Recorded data
--- start ---

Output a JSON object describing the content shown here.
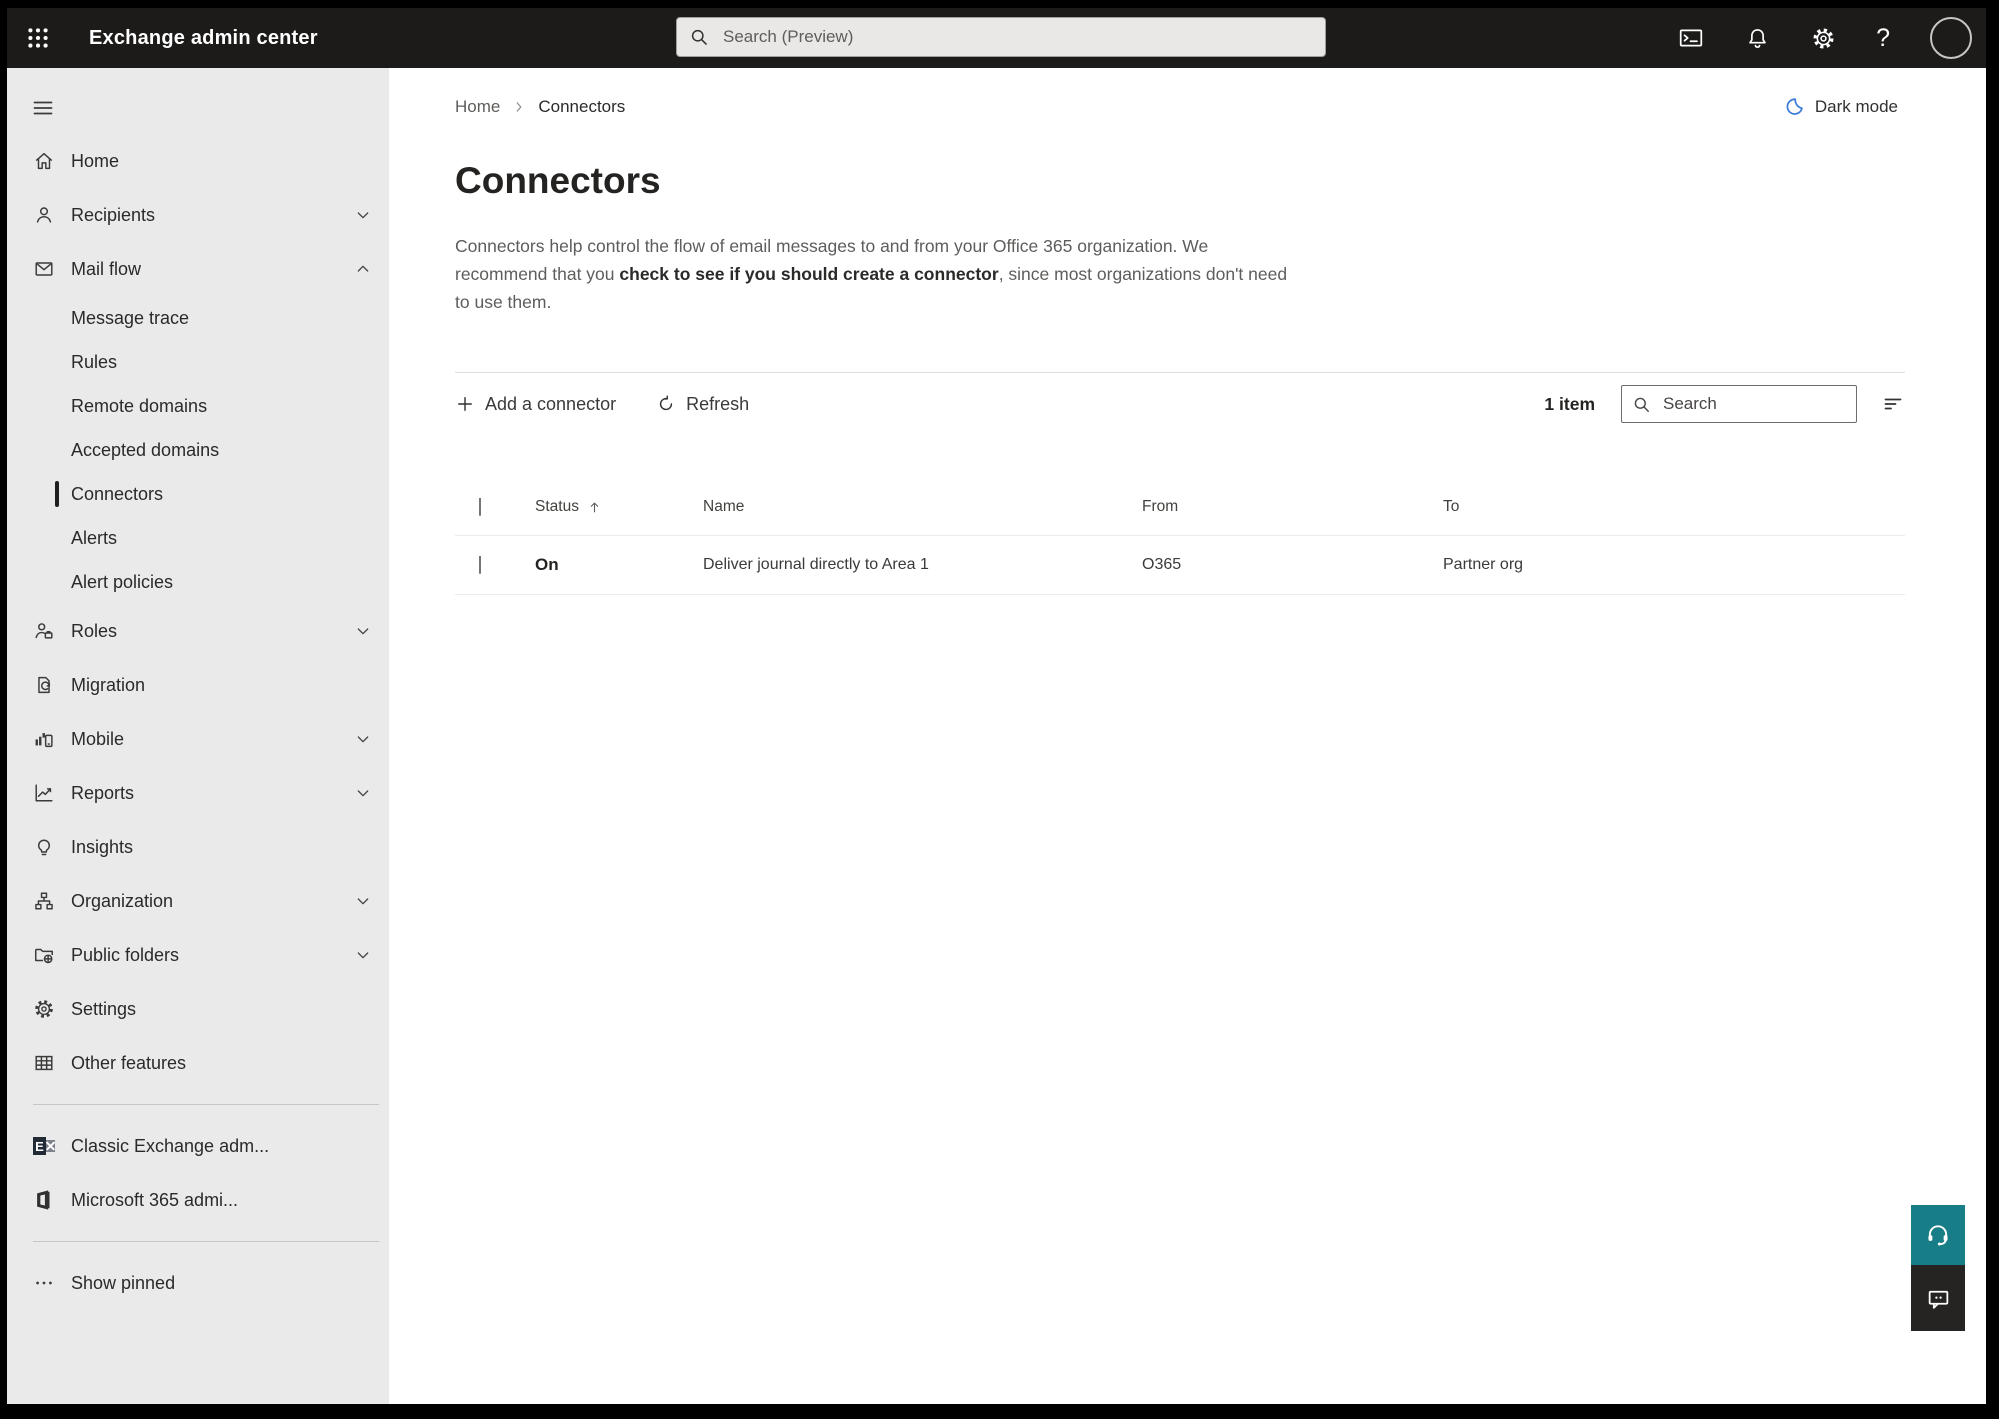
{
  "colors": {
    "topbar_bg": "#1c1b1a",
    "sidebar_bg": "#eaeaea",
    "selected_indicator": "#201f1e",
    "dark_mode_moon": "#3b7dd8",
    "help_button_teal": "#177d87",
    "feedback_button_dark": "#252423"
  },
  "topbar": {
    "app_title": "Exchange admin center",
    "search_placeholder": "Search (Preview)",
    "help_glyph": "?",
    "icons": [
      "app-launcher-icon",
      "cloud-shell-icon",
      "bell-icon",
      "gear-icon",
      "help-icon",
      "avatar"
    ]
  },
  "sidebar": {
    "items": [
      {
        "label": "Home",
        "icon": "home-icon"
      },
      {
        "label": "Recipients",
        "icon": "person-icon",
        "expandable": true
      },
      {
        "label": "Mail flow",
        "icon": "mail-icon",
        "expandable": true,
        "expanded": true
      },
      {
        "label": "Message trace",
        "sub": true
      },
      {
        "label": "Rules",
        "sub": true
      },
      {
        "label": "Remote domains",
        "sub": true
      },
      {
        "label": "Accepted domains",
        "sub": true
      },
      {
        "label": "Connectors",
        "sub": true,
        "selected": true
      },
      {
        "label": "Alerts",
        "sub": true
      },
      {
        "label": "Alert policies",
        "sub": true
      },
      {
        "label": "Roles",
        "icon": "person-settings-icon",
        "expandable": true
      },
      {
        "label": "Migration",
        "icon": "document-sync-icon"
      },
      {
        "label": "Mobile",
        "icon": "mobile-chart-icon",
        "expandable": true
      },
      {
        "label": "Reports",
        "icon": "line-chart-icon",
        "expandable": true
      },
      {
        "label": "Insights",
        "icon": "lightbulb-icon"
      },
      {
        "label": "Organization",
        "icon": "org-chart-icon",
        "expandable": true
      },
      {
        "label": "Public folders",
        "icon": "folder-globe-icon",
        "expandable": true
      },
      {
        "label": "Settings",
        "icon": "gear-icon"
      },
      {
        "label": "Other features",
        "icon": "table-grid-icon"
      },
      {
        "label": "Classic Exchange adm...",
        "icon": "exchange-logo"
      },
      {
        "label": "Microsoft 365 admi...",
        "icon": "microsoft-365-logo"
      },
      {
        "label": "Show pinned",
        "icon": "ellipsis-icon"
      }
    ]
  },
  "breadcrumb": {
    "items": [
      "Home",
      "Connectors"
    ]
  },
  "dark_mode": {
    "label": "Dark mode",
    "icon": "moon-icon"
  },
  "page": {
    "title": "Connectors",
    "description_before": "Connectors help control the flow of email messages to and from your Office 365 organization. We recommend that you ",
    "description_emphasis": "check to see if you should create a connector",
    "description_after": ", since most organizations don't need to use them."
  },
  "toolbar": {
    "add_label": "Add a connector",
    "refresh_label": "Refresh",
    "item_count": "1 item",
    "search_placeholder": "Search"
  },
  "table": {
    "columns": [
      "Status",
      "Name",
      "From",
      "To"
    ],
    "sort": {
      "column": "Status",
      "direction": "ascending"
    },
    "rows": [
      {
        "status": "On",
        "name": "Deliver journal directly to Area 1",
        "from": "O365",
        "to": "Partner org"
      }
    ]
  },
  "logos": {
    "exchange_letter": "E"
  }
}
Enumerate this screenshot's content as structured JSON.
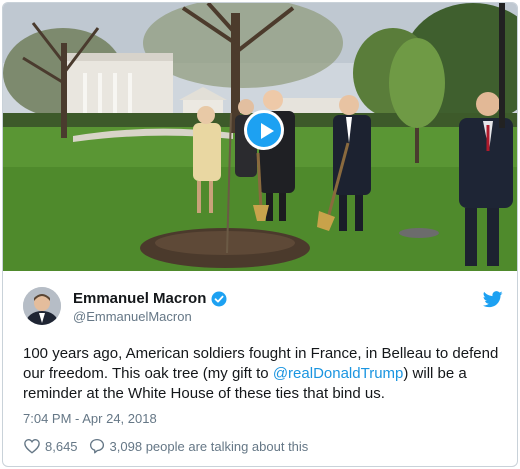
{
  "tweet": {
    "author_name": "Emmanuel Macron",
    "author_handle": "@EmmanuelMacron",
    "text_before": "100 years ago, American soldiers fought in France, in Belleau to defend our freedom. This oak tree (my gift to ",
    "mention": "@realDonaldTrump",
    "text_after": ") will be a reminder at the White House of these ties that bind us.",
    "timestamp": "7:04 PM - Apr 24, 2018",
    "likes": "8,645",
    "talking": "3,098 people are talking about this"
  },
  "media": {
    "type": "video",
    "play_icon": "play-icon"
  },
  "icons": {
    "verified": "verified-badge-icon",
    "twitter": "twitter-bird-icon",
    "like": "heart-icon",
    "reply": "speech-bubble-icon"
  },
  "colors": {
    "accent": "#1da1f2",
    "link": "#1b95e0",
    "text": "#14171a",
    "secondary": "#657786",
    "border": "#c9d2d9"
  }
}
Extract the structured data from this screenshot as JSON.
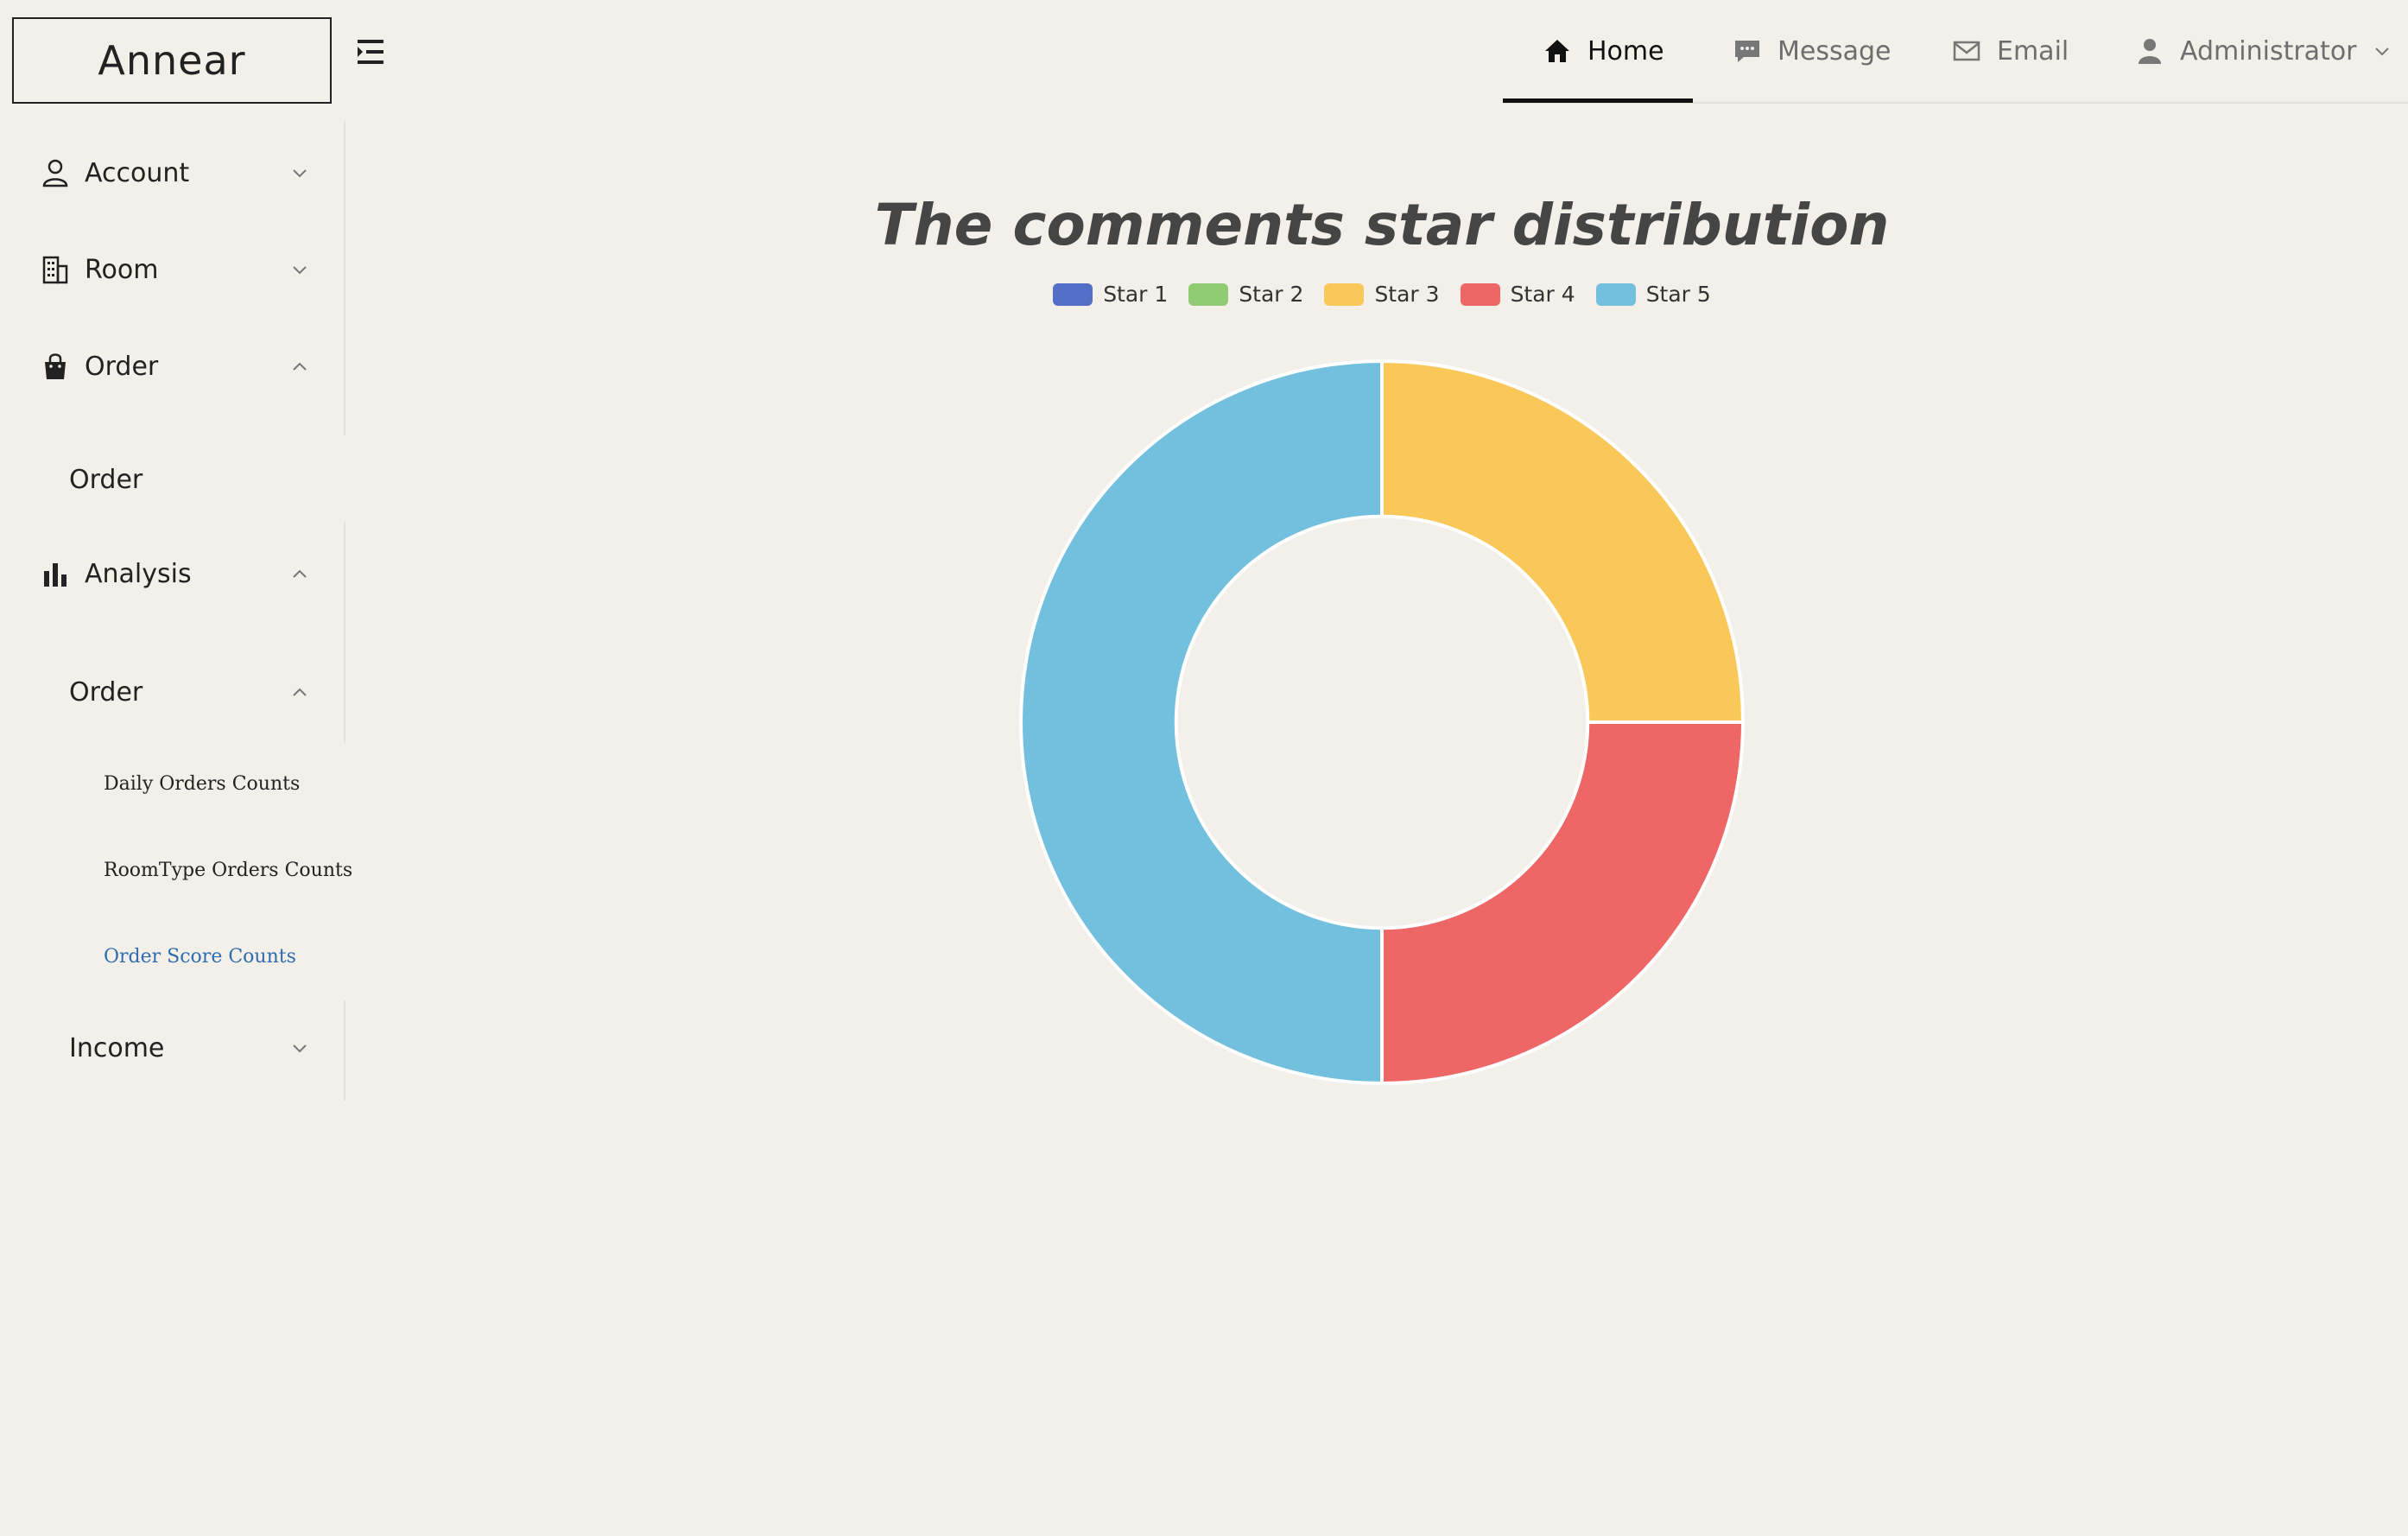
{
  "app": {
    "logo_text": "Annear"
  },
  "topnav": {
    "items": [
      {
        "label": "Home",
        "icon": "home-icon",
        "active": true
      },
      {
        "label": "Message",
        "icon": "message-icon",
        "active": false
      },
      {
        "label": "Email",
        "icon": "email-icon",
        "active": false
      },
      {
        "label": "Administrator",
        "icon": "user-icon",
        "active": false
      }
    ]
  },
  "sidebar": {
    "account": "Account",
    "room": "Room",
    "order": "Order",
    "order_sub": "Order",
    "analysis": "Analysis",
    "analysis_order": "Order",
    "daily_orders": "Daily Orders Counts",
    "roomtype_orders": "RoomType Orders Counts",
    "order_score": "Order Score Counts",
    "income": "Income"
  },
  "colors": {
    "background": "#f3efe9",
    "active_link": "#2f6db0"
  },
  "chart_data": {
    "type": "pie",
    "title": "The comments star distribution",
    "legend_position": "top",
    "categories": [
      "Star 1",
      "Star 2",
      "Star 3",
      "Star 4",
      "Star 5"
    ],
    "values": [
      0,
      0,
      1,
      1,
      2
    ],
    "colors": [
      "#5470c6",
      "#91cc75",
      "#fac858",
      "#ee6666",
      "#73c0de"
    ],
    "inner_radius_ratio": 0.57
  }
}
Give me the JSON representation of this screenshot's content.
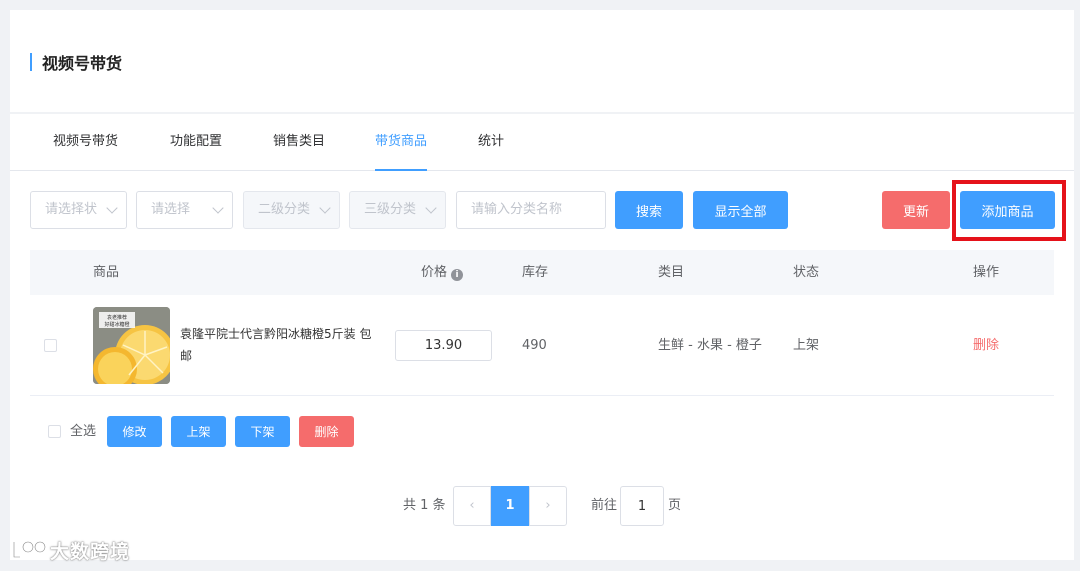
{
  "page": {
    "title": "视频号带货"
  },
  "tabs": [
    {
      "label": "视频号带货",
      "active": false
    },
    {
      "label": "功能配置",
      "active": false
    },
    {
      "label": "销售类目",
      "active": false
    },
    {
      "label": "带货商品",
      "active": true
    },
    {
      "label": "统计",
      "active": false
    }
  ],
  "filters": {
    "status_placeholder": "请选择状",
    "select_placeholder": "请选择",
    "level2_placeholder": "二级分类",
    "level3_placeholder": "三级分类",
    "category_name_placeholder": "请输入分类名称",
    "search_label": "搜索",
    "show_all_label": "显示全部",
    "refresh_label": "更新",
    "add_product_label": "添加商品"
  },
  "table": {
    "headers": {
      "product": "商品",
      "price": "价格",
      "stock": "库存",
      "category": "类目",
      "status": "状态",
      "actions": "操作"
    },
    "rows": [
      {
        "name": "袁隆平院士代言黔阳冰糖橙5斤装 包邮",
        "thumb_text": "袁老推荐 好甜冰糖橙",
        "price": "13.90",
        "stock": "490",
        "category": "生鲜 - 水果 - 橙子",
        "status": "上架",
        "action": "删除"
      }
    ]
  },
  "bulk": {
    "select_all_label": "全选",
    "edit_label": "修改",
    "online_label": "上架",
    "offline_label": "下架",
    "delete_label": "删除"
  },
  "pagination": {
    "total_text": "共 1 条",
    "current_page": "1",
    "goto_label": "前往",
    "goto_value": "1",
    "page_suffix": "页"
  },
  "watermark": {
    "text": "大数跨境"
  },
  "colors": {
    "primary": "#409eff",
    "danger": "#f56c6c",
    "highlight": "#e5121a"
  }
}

--- end ---

• [Problem statement]
Reproduce the listing above from the line that contains "Give me the" through its final line, exactly and with nothing added. Omit the images.

• [Result]
Give me the JSON representation of this screenshot's content.
{
  "page": {
    "title": "视频号带货"
  },
  "tabs": [
    {
      "label": "视频号带货",
      "active": false
    },
    {
      "label": "功能配置",
      "active": false
    },
    {
      "label": "销售类目",
      "active": false
    },
    {
      "label": "带货商品",
      "active": true
    },
    {
      "label": "统计",
      "active": false
    }
  ],
  "filters": {
    "status_placeholder": "请选择状",
    "select_placeholder": "请选择",
    "level2_placeholder": "二级分类",
    "level3_placeholder": "三级分类",
    "category_name_placeholder": "请输入分类名称",
    "search_label": "搜索",
    "show_all_label": "显示全部",
    "refresh_label": "更新",
    "add_product_label": "添加商品"
  },
  "table": {
    "headers": {
      "product": "商品",
      "price": "价格",
      "stock": "库存",
      "category": "类目",
      "status": "状态",
      "actions": "操作"
    },
    "rows": [
      {
        "name": "袁隆平院士代言黔阳冰糖橙5斤装 包邮",
        "thumb_text": "袁老推荐 好甜冰糖橙",
        "price": "13.90",
        "stock": "490",
        "category": "生鲜 - 水果 - 橙子",
        "status": "上架",
        "action": "删除"
      }
    ]
  },
  "bulk": {
    "select_all_label": "全选",
    "edit_label": "修改",
    "online_label": "上架",
    "offline_label": "下架",
    "delete_label": "删除"
  },
  "pagination": {
    "total_text": "共 1 条",
    "current_page": "1",
    "goto_label": "前往",
    "goto_value": "1",
    "page_suffix": "页"
  },
  "watermark": {
    "text": "大数跨境"
  },
  "colors": {
    "primary": "#409eff",
    "danger": "#f56c6c",
    "highlight": "#e5121a"
  }
}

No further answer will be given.